▸ MATERIAL PROVIDED

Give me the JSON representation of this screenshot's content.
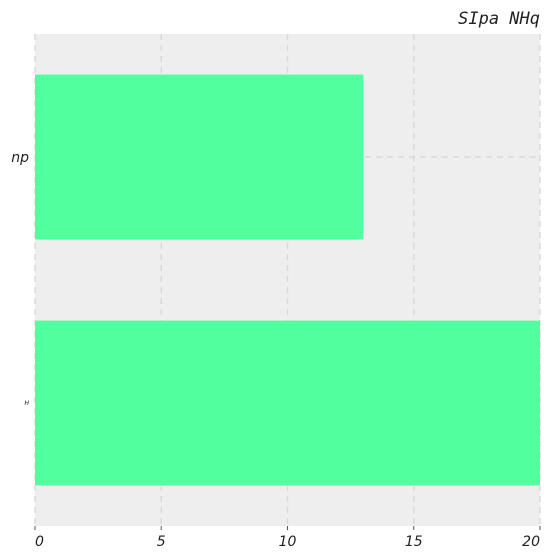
{
  "chart_data": {
    "type": "bar",
    "orientation": "horizontal",
    "title": "SIpa NHq",
    "title_position": "top-right",
    "categories": [
      "np",
      "H"
    ],
    "values": [
      13,
      20
    ],
    "xlabel": "",
    "ylabel": "",
    "xlim": [
      0,
      20
    ],
    "x_ticks": [
      0,
      5,
      10,
      15,
      20
    ],
    "grid": true,
    "bar_color": "#52ff9f",
    "plot_background": "#eeeeee"
  }
}
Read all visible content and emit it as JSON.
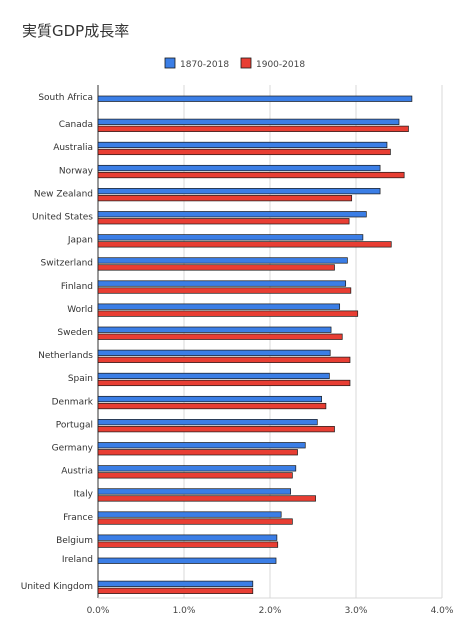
{
  "chart_data": {
    "type": "bar",
    "orientation": "horizontal",
    "title": "実質GDP成長率",
    "categories": [
      "South Africa",
      "Canada",
      "Australia",
      "Norway",
      "New Zealand",
      "United States",
      "Japan",
      "Switzerland",
      "Finland",
      "World",
      "Sweden",
      "Netherlands",
      "Spain",
      "Denmark",
      "Portugal",
      "Germany",
      "Austria",
      "Italy",
      "France",
      "Belgium",
      "Ireland",
      "United Kingdom"
    ],
    "series": [
      {
        "name": "1870-2018",
        "color": "#3b7ee6",
        "values": [
          3.65,
          3.5,
          3.36,
          3.28,
          3.28,
          3.12,
          3.08,
          2.9,
          2.88,
          2.81,
          2.71,
          2.7,
          2.69,
          2.6,
          2.55,
          2.41,
          2.3,
          2.24,
          2.13,
          2.08,
          2.07,
          1.8
        ]
      },
      {
        "name": "1900-2018",
        "color": "#e83e33",
        "values": [
          null,
          3.61,
          3.4,
          3.56,
          2.95,
          2.92,
          3.41,
          2.75,
          2.94,
          3.02,
          2.84,
          2.93,
          2.93,
          2.65,
          2.75,
          2.32,
          2.26,
          2.53,
          2.26,
          2.09,
          null,
          1.8
        ]
      }
    ],
    "xlim": [
      0,
      4.0
    ],
    "xticks": [
      "0.0%",
      "1.0%",
      "2.0%",
      "3.0%",
      "4.0%"
    ],
    "xtick_values": [
      0,
      1,
      2,
      3,
      4
    ],
    "grid": true,
    "legend_position": "top"
  }
}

▸ GOAL OF THE EXERCISE
Copy only this, please: the line with "Read all visible content and emit it as JSON." and every line after it through the end of the data, with no pictures.

▸ FINAL RESULT
Read all visible content and emit it as JSON.
{
  "chart_data": {
    "type": "bar",
    "orientation": "horizontal",
    "title": "実質GDP成長率",
    "categories": [
      "South Africa",
      "Canada",
      "Australia",
      "Norway",
      "New Zealand",
      "United States",
      "Japan",
      "Switzerland",
      "Finland",
      "World",
      "Sweden",
      "Netherlands",
      "Spain",
      "Denmark",
      "Portugal",
      "Germany",
      "Austria",
      "Italy",
      "France",
      "Belgium",
      "Ireland",
      "United Kingdom"
    ],
    "series": [
      {
        "name": "1870-2018",
        "color": "#3b7ee6",
        "values": [
          3.65,
          3.5,
          3.36,
          3.28,
          3.28,
          3.12,
          3.08,
          2.9,
          2.88,
          2.81,
          2.71,
          2.7,
          2.69,
          2.6,
          2.55,
          2.41,
          2.3,
          2.24,
          2.13,
          2.08,
          2.07,
          1.8
        ]
      },
      {
        "name": "1900-2018",
        "color": "#e83e33",
        "values": [
          null,
          3.61,
          3.4,
          3.56,
          2.95,
          2.92,
          3.41,
          2.75,
          2.94,
          3.02,
          2.84,
          2.93,
          2.93,
          2.65,
          2.75,
          2.32,
          2.26,
          2.53,
          2.26,
          2.09,
          null,
          1.8
        ]
      }
    ],
    "xlim": [
      0,
      4.0
    ],
    "xticks": [
      "0.0%",
      "1.0%",
      "2.0%",
      "3.0%",
      "4.0%"
    ],
    "xtick_values": [
      0,
      1,
      2,
      3,
      4
    ],
    "grid": true,
    "legend_position": "top"
  }
}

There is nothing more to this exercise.